#### Entries provided:
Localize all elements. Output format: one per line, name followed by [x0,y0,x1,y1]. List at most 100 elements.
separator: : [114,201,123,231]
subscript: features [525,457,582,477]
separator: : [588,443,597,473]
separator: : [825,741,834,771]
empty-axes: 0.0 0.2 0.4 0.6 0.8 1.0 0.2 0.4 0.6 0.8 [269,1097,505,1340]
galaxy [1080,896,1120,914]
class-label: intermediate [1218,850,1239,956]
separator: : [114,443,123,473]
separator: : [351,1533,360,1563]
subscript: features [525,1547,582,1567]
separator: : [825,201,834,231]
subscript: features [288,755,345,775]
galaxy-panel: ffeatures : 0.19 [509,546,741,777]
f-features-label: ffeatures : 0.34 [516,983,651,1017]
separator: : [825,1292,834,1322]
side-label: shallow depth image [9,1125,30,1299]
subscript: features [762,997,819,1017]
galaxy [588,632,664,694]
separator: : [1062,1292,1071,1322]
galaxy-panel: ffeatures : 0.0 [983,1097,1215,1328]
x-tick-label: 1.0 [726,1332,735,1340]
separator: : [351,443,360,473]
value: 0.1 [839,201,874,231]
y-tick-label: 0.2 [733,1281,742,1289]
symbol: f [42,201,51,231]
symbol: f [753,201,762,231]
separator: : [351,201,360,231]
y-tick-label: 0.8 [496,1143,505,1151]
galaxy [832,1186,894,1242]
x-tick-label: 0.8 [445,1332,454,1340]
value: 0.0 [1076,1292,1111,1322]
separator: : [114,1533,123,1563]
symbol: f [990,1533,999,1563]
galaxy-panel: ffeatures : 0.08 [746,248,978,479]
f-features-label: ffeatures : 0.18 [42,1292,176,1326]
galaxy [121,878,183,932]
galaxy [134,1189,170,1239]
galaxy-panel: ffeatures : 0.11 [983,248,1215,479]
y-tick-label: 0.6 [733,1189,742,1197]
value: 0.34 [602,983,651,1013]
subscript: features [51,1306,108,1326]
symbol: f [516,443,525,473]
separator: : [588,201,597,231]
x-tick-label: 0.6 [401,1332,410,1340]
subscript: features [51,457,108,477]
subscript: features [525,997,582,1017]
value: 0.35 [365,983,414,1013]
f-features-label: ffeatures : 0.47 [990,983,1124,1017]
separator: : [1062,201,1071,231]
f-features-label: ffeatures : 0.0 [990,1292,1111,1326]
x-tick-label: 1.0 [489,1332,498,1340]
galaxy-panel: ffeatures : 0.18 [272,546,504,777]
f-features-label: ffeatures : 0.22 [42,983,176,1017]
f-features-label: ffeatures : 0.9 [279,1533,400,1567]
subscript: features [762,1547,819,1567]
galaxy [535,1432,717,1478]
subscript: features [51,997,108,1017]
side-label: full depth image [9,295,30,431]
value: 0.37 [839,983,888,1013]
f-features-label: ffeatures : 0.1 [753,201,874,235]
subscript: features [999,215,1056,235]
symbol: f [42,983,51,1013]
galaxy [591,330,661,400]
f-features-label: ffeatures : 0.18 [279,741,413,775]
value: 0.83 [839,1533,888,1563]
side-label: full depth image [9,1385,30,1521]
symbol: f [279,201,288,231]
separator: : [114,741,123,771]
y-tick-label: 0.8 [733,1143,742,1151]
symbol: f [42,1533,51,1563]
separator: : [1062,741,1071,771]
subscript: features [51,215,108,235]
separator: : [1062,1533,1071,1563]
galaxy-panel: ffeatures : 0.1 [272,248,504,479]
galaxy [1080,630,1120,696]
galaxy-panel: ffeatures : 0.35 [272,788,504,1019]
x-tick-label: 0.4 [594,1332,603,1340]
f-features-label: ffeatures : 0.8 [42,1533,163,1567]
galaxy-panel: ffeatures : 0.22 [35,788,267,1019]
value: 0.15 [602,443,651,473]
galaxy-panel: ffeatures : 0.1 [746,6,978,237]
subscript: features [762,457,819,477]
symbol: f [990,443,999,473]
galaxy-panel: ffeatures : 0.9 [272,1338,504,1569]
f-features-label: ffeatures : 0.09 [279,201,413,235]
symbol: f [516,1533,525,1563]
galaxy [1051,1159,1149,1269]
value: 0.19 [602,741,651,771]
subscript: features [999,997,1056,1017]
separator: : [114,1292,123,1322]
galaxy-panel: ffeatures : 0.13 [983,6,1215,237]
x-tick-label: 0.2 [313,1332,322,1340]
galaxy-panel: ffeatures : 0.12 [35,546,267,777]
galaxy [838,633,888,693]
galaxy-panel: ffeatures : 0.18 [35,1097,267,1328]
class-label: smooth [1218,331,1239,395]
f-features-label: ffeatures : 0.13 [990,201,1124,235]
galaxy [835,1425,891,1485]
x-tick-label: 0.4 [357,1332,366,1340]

#### Requirements:
Can you reproduce the data word for word, everything from its very first line down to the line containing "galaxy [588,632,664,694]", with both of those lines included?

#### Task answer:
Localize all elements. Output format: one per line, name followed by [x0,y0,x1,y1]. List at most 100 elements.
separator: : [114,201,123,231]
subscript: features [525,457,582,477]
separator: : [588,443,597,473]
separator: : [825,741,834,771]
empty-axes: 0.0 0.2 0.4 0.6 0.8 1.0 0.2 0.4 0.6 0.8 [269,1097,505,1340]
galaxy [1080,896,1120,914]
class-label: intermediate [1218,850,1239,956]
separator: : [114,443,123,473]
separator: : [351,1533,360,1563]
subscript: features [525,1547,582,1567]
separator: : [825,201,834,231]
subscript: features [288,755,345,775]
galaxy-panel: ffeatures : 0.19 [509,546,741,777]
f-features-label: ffeatures : 0.34 [516,983,651,1017]
separator: : [825,1292,834,1322]
side-label: shallow depth image [9,1125,30,1299]
subscript: features [762,997,819,1017]
galaxy [588,632,664,694]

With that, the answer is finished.